Word for word, restate every line of the listing that follows.

>> Begin Records shown

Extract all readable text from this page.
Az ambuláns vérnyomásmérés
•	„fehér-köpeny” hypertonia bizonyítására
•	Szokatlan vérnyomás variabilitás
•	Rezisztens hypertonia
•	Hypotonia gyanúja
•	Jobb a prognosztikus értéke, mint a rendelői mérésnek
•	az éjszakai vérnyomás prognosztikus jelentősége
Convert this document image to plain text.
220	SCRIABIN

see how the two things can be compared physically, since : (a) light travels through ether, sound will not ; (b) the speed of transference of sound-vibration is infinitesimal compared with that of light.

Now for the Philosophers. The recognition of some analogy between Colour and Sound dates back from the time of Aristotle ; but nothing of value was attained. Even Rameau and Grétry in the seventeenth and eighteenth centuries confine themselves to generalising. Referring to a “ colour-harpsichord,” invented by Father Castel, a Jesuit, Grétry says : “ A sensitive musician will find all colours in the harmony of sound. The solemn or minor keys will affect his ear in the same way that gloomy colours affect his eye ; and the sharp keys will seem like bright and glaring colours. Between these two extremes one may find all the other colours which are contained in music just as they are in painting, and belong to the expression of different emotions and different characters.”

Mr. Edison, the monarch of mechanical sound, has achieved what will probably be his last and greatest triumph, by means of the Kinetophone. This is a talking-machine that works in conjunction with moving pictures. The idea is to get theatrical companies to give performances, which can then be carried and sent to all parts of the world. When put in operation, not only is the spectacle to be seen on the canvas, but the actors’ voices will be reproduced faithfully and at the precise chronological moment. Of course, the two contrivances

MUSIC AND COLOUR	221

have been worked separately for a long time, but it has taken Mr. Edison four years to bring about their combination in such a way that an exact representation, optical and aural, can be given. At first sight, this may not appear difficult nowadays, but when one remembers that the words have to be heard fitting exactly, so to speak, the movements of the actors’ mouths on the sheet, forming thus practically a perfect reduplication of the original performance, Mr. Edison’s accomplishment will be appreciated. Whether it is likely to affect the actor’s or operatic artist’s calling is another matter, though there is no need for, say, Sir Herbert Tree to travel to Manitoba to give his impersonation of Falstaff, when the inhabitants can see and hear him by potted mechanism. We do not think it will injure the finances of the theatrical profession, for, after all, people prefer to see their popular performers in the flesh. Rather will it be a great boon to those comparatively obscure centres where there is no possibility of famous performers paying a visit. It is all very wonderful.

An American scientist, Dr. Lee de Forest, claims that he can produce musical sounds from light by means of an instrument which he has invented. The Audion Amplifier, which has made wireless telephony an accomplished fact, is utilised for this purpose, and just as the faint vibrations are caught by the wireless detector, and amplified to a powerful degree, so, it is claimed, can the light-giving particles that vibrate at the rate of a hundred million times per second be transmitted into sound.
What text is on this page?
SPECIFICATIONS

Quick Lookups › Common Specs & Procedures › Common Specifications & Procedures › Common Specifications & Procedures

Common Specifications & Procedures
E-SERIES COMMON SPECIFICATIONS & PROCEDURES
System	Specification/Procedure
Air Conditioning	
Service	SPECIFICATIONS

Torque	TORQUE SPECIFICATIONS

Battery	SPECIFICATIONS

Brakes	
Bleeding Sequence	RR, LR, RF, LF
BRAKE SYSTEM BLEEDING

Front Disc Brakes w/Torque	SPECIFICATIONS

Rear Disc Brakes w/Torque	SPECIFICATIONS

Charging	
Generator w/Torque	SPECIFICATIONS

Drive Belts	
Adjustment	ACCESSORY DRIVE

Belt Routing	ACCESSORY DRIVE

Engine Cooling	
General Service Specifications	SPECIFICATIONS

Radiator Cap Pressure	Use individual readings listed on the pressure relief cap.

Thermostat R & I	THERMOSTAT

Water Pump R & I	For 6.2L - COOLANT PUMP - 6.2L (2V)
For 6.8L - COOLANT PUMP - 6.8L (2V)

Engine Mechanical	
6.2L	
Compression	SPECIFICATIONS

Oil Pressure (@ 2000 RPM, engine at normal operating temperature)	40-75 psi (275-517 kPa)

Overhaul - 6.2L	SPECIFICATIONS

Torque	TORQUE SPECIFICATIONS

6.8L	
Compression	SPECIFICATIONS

>> End Records shown

**Result for this task:**
Extract all readable text from this page.
Az ambuláns vérnyomásmérés
•	„fehér-köpeny” hypertonia bizonyítására
•	Szokatlan vérnyomás variabilitás
•	Rezisztens hypertonia
•	Hypotonia gyanúja
•	Jobb a prognosztikus értéke, mint a rendelői mérésnek
•	az éjszakai vérnyomás prognosztikus jelentősége
Convert this document image to plain text.
220	SCRIABIN

see how the two things can be compared physically, since : (a) light travels through ether, sound will not ; (b) the speed of transference of sound-vibration is infinitesimal compared with that of light.

Now for the Philosophers. The recognition of some analogy between Colour and Sound dates back from the time of Aristotle ; but nothing of value was attained. Even Rameau and Grétry in the seventeenth and eighteenth centuries confine themselves to generalising. Referring to a “ colour-harpsichord,” invented by Father Castel, a Jesuit, Grétry says : “ A sensitive musician will find all colours in the harmony of sound. The solemn or minor keys will affect his ear in the same way that gloomy colours affect his eye ; and the sharp keys will seem like bright and glaring colours. Between these two extremes one may find all the other colours which are contained in music just as they are in painting, and belong to the expression of different emotions and different characters.”

Mr. Edison, the monarch of mechanical sound, has achieved what will probably be his last and greatest triumph, by means of the Kinetophone. This is a talking-machine that works in conjunction with moving pictures. The idea is to get theatrical companies to give performances, which can then be carried and sent to all parts of the world. When put in operation, not only is the spectacle to be seen on the canvas, but the actors’ voices will be reproduced faithfully and at the precise chronological moment. Of course, the two contrivances

MUSIC AND COLOUR	221

have been worked separately for a long time, but it has taken Mr. Edison four years to bring about their combination in such a way that an exact representation, optical and aural, can be given. At first sight, this may not appear difficult nowadays, but when one remembers that the words have to be heard fitting exactly, so to speak, the movements of the actors’ mouths on the sheet, forming thus practically a perfect reduplication of the original performance, Mr. Edison’s accomplishment will be appreciated. Whether it is likely to affect the actor’s or operatic artist’s calling is another matter, though there is no need for, say, Sir Herbert Tree to travel to Manitoba to give his impersonation of Falstaff, when the inhabitants can see and hear him by potted mechanism. We do not think it will injure the finances of the theatrical profession, for, after all, people prefer to see their popular performers in the flesh. Rather will it be a great boon to those comparatively obscure centres where there is no possibility of famous performers paying a visit. It is all very wonderful.

An American scientist, Dr. Lee de Forest, claims that he can produce musical sounds from light by means of an instrument which he has invented. The Audion Amplifier, which has made wireless telephony an accomplished fact, is utilised for this purpose, and just as the faint vibrations are caught by the wireless detector, and amplified to a powerful degree, so, it is claimed, can the light-giving particles that vibrate at the rate of a hundred million times per second be transmitted into sound.
What text is on this page?
SPECIFICATIONS

Quick Lookups › Common Specs & Procedures › Common Specifications & Procedures › Common Specifications & Procedures

Common Specifications & Procedures
E-SERIES COMMON SPECIFICATIONS & PROCEDURES
System	Specification/Procedure
Air Conditioning	
Service	SPECIFICATIONS

Torque	TORQUE SPECIFICATIONS

Battery	SPECIFICATIONS

Brakes	
Bleeding Sequence	RR, LR, RF, LF
BRAKE SYSTEM BLEEDING

Front Disc Brakes w/Torque	SPECIFICATIONS

Rear Disc Brakes w/Torque	SPECIFICATIONS

Charging	
Generator w/Torque	SPECIFICATIONS

Drive Belts	
Adjustment	ACCESSORY DRIVE

Belt Routing	ACCESSORY DRIVE

Engine Cooling	
General Service Specifications	SPECIFICATIONS

Radiator Cap Pressure	Use individual readings listed on the pressure relief cap.

Thermostat R & I	THERMOSTAT

Water Pump R & I	For 6.2L - COOLANT PUMP - 6.2L (2V)
For 6.8L - COOLANT PUMP - 6.8L (2V)

Engine Mechanical	
6.2L	
Compression	SPECIFICATIONS

Oil Pressure (@ 2000 RPM, engine at normal operating temperature)	40-75 psi (275-517 kPa)

Overhaul - 6.2L	SPECIFICATIONS

Torque	TORQUE SPECIFICATIONS

6.8L	
Compression	SPECIFICATIONS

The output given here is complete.